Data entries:
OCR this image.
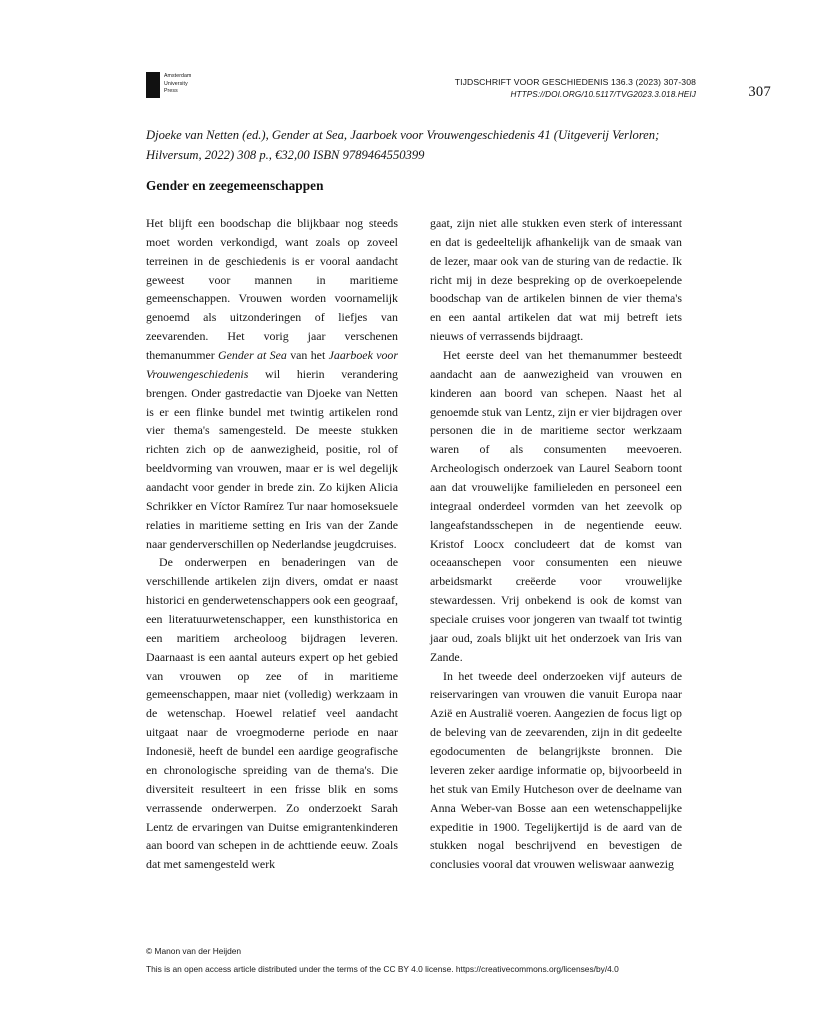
Amsterdam
University
Press
TIJDSCHRIFT VOOR GESCHIEDENIS 136.3 (2023) 307-308
HTTPS://DOI.ORG/10.5117/TVG2023.3.018.HEIJ	307
Djoeke van Netten (ed.), Gender at Sea, Jaarboek voor Vrouwengeschiedenis 41 (Uitgeverij Verloren; Hilversum, 2022) 308 p., €32,00 ISBN 9789464550399
Gender en zeegemeenschappen

Het blijft een boodschap die blijkbaar nog steeds moet worden verkondigd, want zoals op zoveel terreinen in de geschiedenis is er vooral aandacht geweest voor mannen in maritieme gemeenschappen. Vrouwen worden voornamelijk genoemd als uitzonderingen of liefjes van zeevarenden. Het vorig jaar verschenen themanummer Gender at Sea van het Jaarboek voor Vrouwengeschiedenis wil hierin verandering brengen. Onder gastredactie van Djoeke van Netten is er een flinke bundel met twintig artikelen rond vier thema's samengesteld. De meeste stukken richten zich op de aanwezigheid, positie, rol of beeldvorming van vrouwen, maar er is wel degelijk aandacht voor gender in brede zin. Zo kijken Alicia Schrikker en Víctor Ramírez Tur naar homoseksuele relaties in maritieme setting en Iris van der Zande naar genderverschillen op Nederlandse jeugdcruises.

De onderwerpen en benaderingen van de verschillende artikelen zijn divers, omdat er naast historici en genderwetenschappers ook een geograaf, een literatuurwetenschapper, een kunsthistorica en een maritiem archeoloog bijdragen leveren. Daarnaast is een aantal auteurs expert op het gebied van vrouwen op zee of in maritieme gemeenschappen, maar niet (volledig) werkzaam in de wetenschap. Hoewel relatief veel aandacht uitgaat naar de vroegmoderne periode en naar Indonesië, heeft de bundel een aardige geografische en chronologische spreiding van de thema's. Die diversiteit resulteert in een frisse blik en soms verrassende onderwerpen. Zo onderzoekt Sarah Lentz de ervaringen van Duitse emigrantenkinderen aan boord van schepen in de achttiende eeuw. Zoals dat met samengesteld werk

gaat, zijn niet alle stukken even sterk of interessant en dat is gedeeltelijk afhankelijk van de smaak van de lezer, maar ook van de sturing van de redactie. Ik richt mij in deze bespreking op de overkoepelende boodschap van de artikelen binnen de vier thema's en een aantal artikelen dat wat mij betreft iets nieuws of verrassends bijdraagt.

Het eerste deel van het themanummer besteedt aandacht aan de aanwezigheid van vrouwen en kinderen aan boord van schepen. Naast het al genoemde stuk van Lentz, zijn er vier bijdragen over personen die in de maritieme sector werkzaam waren of als consumenten meevoeren. Archeologisch onderzoek van Laurel Seaborn toont aan dat vrouwelijke familieleden en personeel een integraal onderdeel vormden van het zeevolk op langeafstandsschepen in de negentiende eeuw. Kristof Loocx concludeert dat de komst van oceaanschepen voor consumenten een nieuwe arbeidsmarkt creëerde voor vrouwelijke stewardessen. Vrij onbekend is ook de komst van speciale cruises voor jongeren van twaalf tot twintig jaar oud, zoals blijkt uit het onderzoek van Iris van Zande.

In het tweede deel onderzoeken vijf auteurs de reiservaringen van vrouwen die vanuit Europa naar Azië en Australië voeren. Aangezien de focus ligt op de beleving van de zeevarenden, zijn in dit gedeelte egodocumenten de belangrijkste bronnen. Die leveren zeker aardige informatie op, bijvoorbeeld in het stuk van Emily Hutcheson over de deelname van Anna Weber-van Bosse aan een wetenschappelijke expeditie in 1900. Tegelijkertijd is de aard van de stukken nogal beschrijvend en bevestigen de conclusies vooral dat vrouwen weliswaar aanwezig

© Manon van der Heijden
This is an open access article distributed under the terms of the CC BY 4.0 license. https://creativecommons.org/licenses/by/4.0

## Problem description
Copy out each line of the material that holds the word "Netten".

## Output for this exercise
Djoeke van Netten (ed.), Gender at Sea, Jaarboek voor Vrouwengeschiedenis 41 (Uitgeverij Verloren; Hilversum, 2022) 308 p., €32,00 ISBN 9789464550399
Het blijft een boodschap die blijkbaar nog steeds moet worden verkondigd, want zoals op zoveel terreinen in de geschiedenis is er vooral aandacht geweest voor mannen in maritieme gemeenschappen. Vrouwen worden voornamelijk genoemd als uitzonderingen of liefjes van zeevarenden. Het vorig jaar verschenen themanummer Gender at Sea van het Jaarboek voor Vrouwengeschiedenis wil hierin verandering brengen. Onder gastredactie van Djoeke van Netten is er een flinke bundel met twintig artikelen rond vier thema's samengesteld. De meeste stukken richten zich op de aanwezigheid, positie, rol of beeldvorming van vrouwen, maar er is wel degelijk aandacht voor gender in brede zin. Zo kijken Alicia Schrikker en Víctor Ramírez Tur naar homoseksuele relaties in maritieme setting en Iris van der Zande naar genderverschillen op Nederlandse jeugdcruises.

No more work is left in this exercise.